▶ **What you have to do**: All of the data needs to be repeated exactly.

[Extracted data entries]
>>

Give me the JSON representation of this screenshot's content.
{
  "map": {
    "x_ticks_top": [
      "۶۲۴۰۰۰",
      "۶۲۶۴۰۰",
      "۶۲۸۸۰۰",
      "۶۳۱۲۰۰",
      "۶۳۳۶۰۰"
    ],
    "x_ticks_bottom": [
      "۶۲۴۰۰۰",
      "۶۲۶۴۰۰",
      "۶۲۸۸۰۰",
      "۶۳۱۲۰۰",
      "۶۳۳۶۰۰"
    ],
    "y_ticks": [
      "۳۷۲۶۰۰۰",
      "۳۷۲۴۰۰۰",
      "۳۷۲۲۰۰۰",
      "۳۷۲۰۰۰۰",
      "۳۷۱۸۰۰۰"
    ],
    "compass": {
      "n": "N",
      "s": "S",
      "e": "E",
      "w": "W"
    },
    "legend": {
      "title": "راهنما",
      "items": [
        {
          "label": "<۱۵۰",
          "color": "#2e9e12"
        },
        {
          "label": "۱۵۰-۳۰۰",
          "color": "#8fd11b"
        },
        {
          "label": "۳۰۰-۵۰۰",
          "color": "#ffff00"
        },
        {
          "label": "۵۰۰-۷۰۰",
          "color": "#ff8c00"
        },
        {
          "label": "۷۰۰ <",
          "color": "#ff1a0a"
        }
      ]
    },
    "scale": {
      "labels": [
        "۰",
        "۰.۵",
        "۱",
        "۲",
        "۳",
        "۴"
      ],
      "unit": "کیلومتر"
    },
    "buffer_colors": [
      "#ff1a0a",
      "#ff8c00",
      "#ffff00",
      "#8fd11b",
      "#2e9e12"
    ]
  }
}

<<

▶ **The solution**:
Give me the JSON representation of this screenshot's content.
{
  "map": {
    "x_ticks_top": [
      "۶۲۴۰۰۰",
      "۶۲۶۴۰۰",
      "۶۲۸۸۰۰",
      "۶۳۱۲۰۰",
      "۶۳۳۶۰۰"
    ],
    "x_ticks_bottom": [
      "۶۲۴۰۰۰",
      "۶۲۶۴۰۰",
      "۶۲۸۸۰۰",
      "۶۳۱۲۰۰",
      "۶۳۳۶۰۰"
    ],
    "y_ticks": [
      "۳۷۲۶۰۰۰",
      "۳۷۲۴۰۰۰",
      "۳۷۲۲۰۰۰",
      "۳۷۲۰۰۰۰",
      "۳۷۱۸۰۰۰"
    ],
    "compass": {
      "n": "N",
      "s": "S",
      "e": "E",
      "w": "W"
    },
    "legend": {
      "title": "راهنما",
      "items": [
        {
          "label": "<۱۵۰",
          "color": "#2e9e12"
        },
        {
          "label": "۱۵۰-۳۰۰",
          "color": "#8fd11b"
        },
        {
          "label": "۳۰۰-۵۰۰",
          "color": "#ffff00"
        },
        {
          "label": "۵۰۰-۷۰۰",
          "color": "#ff8c00"
        },
        {
          "label": "۷۰۰ <",
          "color": "#ff1a0a"
        }
      ]
    },
    "scale": {
      "labels": [
        "۰",
        "۰.۵",
        "۱",
        "۲",
        "۳",
        "۴"
      ],
      "unit": "کیلومتر"
    },
    "buffer_colors": [
      "#ff1a0a",
      "#ff8c00",
      "#ffff00",
      "#8fd11b",
      "#2e9e12"
    ]
  }
}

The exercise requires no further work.